Direction
Return exactly the lines that run from the one containing "Output a JSON" to the end of the entries, with both ends included.

● ● ● ●

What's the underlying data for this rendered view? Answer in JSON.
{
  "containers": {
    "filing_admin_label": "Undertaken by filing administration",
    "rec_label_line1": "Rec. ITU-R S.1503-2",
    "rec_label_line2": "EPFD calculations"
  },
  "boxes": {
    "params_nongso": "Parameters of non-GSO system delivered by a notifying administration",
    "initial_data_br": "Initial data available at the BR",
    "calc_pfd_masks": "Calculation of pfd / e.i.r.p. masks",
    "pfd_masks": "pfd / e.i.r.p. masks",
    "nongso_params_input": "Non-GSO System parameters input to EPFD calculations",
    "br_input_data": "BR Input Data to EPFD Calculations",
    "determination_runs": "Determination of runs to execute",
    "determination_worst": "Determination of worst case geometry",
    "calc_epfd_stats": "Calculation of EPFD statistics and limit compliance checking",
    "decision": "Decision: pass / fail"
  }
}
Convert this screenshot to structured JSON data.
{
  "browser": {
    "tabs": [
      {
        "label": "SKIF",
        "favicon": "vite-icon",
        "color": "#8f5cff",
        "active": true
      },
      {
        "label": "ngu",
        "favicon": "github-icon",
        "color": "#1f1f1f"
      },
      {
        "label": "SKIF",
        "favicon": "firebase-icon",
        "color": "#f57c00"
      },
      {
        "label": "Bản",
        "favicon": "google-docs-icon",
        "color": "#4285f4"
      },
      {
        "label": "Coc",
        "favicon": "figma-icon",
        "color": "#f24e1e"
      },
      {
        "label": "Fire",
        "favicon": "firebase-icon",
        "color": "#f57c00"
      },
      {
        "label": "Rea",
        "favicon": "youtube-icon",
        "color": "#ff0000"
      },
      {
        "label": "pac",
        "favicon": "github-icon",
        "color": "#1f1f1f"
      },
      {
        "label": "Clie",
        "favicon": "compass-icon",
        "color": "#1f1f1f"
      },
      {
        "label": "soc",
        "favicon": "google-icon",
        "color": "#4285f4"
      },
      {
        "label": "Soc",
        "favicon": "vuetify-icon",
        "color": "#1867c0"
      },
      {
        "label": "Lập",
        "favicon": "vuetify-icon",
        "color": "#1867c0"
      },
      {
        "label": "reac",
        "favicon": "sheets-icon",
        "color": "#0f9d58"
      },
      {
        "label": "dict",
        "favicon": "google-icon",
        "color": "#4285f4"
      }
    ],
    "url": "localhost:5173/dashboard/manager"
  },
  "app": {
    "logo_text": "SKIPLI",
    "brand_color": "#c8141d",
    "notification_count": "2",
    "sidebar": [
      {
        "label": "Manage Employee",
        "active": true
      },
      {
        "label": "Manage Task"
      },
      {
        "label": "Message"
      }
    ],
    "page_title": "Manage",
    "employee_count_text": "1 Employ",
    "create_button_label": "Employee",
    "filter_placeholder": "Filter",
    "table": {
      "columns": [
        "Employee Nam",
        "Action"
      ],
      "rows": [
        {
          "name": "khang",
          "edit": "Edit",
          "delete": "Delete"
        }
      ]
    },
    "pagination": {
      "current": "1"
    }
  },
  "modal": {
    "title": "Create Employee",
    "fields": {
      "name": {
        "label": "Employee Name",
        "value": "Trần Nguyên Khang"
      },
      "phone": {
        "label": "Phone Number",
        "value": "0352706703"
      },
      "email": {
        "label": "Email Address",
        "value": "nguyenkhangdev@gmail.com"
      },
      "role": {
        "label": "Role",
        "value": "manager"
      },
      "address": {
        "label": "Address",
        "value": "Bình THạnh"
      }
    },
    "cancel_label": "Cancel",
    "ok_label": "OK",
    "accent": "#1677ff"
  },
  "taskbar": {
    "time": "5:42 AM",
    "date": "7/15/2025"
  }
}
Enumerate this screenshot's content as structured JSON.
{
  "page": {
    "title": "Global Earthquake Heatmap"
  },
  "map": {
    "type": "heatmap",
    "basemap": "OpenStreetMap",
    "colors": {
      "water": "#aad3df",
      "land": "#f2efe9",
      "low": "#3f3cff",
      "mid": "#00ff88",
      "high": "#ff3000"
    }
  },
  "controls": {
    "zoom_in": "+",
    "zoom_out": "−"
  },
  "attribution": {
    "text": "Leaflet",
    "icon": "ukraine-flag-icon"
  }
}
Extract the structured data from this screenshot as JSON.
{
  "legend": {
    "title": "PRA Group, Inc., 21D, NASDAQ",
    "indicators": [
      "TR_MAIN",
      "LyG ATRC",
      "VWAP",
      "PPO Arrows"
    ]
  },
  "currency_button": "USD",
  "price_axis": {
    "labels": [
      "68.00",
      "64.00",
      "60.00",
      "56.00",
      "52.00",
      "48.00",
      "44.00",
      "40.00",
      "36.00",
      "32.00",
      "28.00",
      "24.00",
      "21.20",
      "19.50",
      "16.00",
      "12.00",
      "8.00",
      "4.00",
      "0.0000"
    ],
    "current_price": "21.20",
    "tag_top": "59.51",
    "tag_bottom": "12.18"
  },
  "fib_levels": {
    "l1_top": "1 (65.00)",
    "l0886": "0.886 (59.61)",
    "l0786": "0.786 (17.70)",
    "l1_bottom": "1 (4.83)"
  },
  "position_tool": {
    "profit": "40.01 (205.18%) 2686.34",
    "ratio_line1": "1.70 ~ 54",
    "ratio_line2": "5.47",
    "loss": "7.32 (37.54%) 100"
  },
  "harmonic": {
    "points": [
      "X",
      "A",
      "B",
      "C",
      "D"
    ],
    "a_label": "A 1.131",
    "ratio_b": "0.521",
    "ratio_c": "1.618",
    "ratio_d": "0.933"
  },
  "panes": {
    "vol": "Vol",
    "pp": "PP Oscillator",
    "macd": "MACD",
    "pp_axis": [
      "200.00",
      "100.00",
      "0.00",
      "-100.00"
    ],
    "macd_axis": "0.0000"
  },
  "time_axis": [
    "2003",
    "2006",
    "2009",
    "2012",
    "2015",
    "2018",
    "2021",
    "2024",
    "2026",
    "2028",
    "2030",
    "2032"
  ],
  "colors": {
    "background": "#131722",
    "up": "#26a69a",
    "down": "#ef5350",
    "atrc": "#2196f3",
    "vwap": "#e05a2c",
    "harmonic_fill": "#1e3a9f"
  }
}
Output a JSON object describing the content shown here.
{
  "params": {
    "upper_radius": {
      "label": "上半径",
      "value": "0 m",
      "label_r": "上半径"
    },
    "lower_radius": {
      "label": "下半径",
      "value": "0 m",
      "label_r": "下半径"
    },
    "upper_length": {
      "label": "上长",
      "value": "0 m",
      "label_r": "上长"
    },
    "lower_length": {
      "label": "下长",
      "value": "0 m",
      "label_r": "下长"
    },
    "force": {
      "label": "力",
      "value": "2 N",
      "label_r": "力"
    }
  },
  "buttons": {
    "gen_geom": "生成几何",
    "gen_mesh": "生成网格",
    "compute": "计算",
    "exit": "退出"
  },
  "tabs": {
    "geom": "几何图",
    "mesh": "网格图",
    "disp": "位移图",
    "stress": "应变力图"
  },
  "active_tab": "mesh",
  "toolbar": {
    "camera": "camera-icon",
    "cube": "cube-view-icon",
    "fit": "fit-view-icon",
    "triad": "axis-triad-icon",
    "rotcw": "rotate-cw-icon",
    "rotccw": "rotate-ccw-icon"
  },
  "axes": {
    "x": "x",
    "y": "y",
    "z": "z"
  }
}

● ● ● ●

The answer
Output a JSON object describing the content shown here.
{
  "params": {
    "upper_radius": {
      "label": "上半径",
      "value": "0 m",
      "label_r": "上半径"
    },
    "lower_radius": {
      "label": "下半径",
      "value": "0 m",
      "label_r": "下半径"
    },
    "upper_length": {
      "label": "上长",
      "value": "0 m",
      "label_r": "上长"
    },
    "lower_length": {
      "label": "下长",
      "value": "0 m",
      "label_r": "下长"
    },
    "force": {
      "label": "力",
      "value": "2 N",
      "label_r": "力"
    }
  },
  "buttons": {
    "gen_geom": "生成几何",
    "gen_mesh": "生成网格",
    "compute": "计算",
    "exit": "退出"
  },
  "tabs": {
    "geom": "几何图",
    "mesh": "网格图",
    "disp": "位移图",
    "stress": "应变力图"
  },
  "active_tab": "mesh",
  "toolbar": {
    "camera": "camera-icon",
    "cube": "cube-view-icon",
    "fit": "fit-view-icon",
    "triad": "axis-triad-icon",
    "rotcw": "rotate-cw-icon",
    "rotccw": "rotate-ccw-icon"
  },
  "axes": {
    "x": "x",
    "y": "y",
    "z": "z"
  }
}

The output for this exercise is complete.